* EXERCISE REQUIREMENTS *
Identify every line in the records below that contains the word "type", and copy each of those lines.

(Figure collection entries)
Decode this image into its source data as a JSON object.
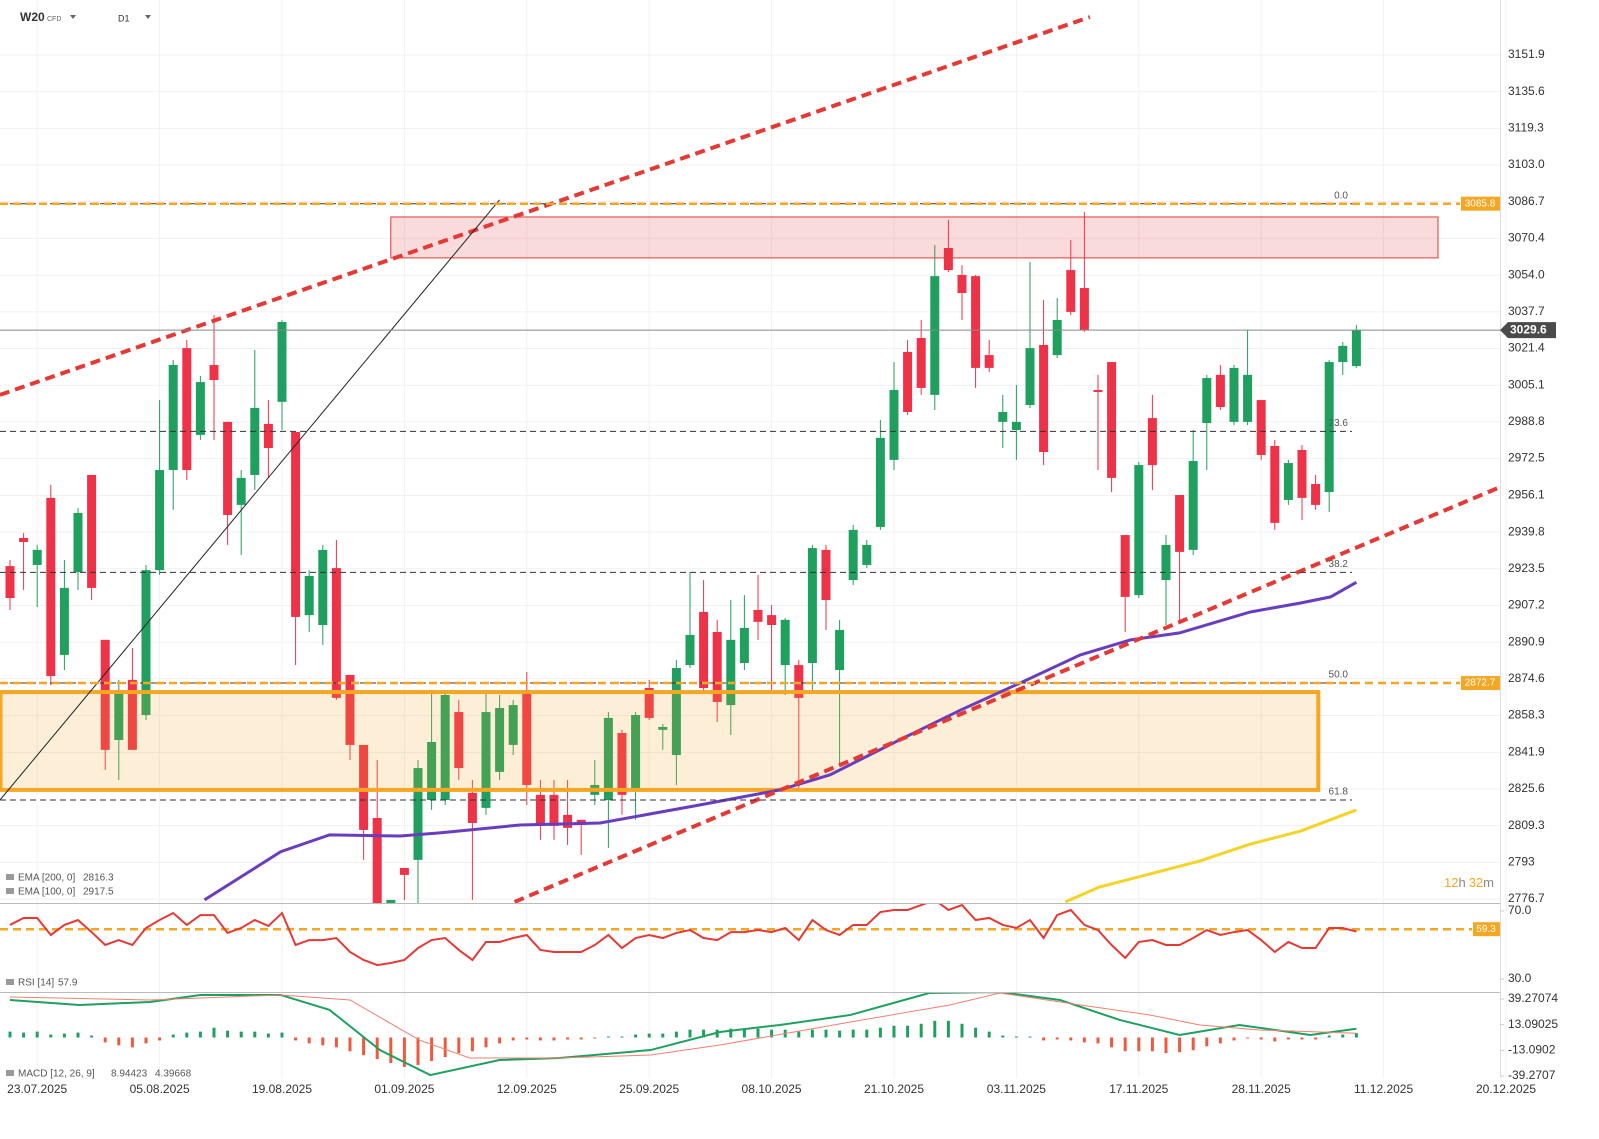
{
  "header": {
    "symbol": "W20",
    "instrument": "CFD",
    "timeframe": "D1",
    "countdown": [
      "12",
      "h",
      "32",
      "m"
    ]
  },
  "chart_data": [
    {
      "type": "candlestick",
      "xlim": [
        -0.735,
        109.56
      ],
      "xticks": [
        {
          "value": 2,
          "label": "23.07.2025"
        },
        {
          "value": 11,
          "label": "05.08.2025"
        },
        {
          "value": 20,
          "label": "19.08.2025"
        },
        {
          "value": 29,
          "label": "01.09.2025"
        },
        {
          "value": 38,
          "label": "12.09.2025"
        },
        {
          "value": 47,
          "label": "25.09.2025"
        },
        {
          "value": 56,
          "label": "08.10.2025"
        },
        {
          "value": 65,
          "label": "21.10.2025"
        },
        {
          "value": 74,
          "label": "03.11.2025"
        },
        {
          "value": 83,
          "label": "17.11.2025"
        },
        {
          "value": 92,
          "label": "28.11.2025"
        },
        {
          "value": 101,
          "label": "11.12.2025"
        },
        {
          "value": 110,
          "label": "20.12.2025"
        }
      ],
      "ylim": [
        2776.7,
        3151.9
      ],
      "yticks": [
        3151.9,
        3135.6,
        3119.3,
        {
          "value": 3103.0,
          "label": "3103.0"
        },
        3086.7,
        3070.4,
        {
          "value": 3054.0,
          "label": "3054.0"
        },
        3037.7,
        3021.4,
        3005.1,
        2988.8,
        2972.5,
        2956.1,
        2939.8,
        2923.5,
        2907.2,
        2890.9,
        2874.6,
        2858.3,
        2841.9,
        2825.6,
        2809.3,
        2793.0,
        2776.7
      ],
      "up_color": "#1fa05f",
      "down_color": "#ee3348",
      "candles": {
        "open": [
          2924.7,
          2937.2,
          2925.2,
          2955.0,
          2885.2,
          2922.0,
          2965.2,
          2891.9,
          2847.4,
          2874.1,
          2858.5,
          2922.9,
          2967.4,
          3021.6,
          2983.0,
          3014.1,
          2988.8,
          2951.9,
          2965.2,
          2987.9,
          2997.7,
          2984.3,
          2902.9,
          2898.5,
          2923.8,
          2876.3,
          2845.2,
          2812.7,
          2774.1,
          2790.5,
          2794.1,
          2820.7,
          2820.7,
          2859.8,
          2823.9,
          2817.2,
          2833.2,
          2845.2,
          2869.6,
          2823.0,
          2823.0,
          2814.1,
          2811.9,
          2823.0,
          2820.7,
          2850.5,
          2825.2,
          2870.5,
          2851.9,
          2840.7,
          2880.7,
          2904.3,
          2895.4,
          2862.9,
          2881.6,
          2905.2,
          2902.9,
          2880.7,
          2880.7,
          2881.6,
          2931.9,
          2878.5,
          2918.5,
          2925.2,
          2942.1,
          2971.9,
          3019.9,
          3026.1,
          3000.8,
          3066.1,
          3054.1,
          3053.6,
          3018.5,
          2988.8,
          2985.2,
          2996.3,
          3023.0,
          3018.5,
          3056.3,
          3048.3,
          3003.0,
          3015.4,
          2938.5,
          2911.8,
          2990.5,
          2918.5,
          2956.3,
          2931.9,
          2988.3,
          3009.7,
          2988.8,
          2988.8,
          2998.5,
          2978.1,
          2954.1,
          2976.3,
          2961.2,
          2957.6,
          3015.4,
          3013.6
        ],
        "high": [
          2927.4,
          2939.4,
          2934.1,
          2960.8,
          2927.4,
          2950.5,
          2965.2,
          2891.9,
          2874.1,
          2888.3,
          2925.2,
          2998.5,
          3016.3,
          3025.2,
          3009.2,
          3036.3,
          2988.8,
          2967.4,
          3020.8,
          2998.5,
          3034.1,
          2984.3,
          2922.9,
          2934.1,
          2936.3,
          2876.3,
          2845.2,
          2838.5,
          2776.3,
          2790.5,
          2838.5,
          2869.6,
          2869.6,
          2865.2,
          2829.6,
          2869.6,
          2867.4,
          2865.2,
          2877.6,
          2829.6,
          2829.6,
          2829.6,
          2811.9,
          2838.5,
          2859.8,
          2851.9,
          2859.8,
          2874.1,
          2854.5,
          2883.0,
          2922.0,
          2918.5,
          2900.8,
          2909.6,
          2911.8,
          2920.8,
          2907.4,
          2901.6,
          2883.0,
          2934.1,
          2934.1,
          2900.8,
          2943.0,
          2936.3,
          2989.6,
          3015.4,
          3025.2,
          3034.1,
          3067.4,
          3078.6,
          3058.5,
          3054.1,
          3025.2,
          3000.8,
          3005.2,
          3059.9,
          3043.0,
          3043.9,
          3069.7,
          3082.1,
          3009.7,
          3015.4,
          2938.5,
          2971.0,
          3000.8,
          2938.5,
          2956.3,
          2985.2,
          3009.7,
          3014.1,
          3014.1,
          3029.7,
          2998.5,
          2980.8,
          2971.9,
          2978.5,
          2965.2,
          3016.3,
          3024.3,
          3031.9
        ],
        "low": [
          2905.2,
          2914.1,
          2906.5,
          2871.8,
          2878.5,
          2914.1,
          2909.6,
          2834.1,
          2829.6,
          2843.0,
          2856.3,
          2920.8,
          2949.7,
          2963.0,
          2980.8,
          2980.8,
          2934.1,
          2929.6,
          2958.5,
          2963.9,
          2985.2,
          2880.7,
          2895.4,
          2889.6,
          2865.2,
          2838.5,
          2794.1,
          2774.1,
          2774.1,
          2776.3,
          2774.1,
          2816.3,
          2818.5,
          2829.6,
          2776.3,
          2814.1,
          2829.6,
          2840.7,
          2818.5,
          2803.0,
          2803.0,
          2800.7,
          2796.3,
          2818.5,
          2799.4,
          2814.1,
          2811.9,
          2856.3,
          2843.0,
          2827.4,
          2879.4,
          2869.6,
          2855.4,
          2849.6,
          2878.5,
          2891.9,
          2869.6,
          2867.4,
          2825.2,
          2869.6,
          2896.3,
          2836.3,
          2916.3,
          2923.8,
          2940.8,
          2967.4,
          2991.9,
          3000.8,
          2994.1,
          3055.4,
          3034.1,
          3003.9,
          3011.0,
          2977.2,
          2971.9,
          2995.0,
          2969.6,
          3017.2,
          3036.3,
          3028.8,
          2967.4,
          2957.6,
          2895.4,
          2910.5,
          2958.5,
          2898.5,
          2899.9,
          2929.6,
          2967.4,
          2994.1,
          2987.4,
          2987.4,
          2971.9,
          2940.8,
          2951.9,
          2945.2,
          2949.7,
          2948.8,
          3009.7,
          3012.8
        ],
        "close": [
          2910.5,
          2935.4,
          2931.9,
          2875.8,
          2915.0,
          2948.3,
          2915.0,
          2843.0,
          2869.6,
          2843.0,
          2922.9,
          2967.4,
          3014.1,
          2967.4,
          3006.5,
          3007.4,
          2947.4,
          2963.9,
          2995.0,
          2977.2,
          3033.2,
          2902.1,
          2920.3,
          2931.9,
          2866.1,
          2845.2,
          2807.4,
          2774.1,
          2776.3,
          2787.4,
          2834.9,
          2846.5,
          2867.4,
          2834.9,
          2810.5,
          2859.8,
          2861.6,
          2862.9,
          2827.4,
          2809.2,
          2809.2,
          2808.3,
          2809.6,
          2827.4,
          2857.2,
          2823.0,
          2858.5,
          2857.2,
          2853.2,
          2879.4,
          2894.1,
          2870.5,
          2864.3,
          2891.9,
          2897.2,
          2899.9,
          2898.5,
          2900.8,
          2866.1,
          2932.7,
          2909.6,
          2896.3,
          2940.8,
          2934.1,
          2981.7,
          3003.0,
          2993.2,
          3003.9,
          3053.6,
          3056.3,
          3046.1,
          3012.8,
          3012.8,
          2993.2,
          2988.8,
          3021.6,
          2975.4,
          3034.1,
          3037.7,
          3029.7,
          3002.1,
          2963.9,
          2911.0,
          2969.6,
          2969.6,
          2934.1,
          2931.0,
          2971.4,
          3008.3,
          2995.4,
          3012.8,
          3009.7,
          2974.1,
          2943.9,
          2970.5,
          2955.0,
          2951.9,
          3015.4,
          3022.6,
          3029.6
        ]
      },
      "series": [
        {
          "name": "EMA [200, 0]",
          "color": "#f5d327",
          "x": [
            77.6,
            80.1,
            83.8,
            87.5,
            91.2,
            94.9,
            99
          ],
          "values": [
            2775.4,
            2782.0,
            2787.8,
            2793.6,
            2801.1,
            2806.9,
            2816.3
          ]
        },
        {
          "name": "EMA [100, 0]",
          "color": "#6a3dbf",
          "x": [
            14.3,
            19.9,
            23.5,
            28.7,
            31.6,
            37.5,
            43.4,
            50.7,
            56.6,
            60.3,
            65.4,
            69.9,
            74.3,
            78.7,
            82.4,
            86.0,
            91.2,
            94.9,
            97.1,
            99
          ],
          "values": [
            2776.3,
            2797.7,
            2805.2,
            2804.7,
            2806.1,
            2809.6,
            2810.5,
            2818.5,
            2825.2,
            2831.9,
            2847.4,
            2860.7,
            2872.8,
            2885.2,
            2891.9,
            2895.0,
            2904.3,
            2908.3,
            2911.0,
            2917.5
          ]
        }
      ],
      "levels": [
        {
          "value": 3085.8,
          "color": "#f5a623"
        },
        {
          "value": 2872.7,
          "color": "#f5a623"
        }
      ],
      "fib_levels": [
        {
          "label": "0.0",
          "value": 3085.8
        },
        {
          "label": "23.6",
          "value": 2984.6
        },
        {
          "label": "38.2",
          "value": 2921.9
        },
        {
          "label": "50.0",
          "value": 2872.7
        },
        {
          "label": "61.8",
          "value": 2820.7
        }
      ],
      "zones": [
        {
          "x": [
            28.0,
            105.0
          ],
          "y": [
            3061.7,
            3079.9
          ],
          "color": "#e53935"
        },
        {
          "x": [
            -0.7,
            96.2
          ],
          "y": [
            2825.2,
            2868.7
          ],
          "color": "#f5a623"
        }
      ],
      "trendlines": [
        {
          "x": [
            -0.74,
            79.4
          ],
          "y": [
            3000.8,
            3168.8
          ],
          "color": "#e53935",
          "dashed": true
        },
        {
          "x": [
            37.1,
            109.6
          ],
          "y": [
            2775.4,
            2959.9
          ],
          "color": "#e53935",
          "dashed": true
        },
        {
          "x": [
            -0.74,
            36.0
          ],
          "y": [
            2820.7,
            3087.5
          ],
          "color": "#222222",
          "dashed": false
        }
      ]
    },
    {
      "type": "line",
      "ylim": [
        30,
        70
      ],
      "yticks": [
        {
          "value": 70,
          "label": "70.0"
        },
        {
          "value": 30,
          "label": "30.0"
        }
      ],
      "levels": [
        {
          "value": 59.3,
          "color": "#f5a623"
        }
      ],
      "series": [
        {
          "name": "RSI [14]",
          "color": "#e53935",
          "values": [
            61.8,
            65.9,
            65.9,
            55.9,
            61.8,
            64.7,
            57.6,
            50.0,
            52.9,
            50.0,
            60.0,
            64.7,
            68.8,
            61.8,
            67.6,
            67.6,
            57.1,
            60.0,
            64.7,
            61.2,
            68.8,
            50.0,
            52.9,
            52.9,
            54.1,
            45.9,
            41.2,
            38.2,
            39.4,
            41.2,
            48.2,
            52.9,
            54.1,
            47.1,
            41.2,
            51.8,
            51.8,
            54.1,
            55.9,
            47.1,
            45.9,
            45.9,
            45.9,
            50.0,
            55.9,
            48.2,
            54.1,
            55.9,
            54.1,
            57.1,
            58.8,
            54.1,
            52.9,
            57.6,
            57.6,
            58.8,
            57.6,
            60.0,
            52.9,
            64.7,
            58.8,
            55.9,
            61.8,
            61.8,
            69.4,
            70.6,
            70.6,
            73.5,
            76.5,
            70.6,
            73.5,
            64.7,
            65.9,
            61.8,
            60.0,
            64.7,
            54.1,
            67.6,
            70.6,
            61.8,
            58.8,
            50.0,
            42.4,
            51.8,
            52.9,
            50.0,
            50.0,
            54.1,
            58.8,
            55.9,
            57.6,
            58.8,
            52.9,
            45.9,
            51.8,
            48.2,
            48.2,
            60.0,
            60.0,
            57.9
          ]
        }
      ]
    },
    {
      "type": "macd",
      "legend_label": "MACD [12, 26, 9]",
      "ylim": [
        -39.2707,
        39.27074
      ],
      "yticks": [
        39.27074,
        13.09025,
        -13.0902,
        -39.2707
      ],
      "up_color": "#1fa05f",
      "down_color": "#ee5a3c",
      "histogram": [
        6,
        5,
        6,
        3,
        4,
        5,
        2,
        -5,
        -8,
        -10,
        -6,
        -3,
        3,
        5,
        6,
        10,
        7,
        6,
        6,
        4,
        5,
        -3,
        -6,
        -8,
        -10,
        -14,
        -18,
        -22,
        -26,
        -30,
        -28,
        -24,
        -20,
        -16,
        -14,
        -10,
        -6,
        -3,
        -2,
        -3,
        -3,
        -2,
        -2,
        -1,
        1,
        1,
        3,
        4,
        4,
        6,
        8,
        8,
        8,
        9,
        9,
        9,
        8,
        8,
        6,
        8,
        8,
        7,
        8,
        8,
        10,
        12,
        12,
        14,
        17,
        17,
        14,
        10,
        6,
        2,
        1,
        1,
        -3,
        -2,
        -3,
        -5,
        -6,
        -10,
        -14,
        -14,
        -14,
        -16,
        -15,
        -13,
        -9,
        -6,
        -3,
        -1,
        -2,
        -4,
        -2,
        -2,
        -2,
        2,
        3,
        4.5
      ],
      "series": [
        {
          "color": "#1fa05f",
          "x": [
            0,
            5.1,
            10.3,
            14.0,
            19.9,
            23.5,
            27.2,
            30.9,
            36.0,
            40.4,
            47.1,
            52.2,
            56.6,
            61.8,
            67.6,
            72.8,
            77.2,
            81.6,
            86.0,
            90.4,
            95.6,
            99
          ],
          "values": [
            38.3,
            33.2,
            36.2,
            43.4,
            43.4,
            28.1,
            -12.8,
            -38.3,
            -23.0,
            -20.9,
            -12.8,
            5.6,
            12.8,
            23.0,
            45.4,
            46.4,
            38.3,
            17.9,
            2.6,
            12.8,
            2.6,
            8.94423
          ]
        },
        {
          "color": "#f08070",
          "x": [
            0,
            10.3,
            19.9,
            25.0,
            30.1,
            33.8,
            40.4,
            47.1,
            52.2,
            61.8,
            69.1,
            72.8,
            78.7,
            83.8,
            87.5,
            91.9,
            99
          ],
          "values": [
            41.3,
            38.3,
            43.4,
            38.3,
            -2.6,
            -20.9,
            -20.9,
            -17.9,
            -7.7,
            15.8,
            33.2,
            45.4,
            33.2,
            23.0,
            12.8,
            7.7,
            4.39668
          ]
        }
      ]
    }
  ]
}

* CORRECT RESULT *
      "type": "candlestick",
      "type": "line",
      "type": "macd",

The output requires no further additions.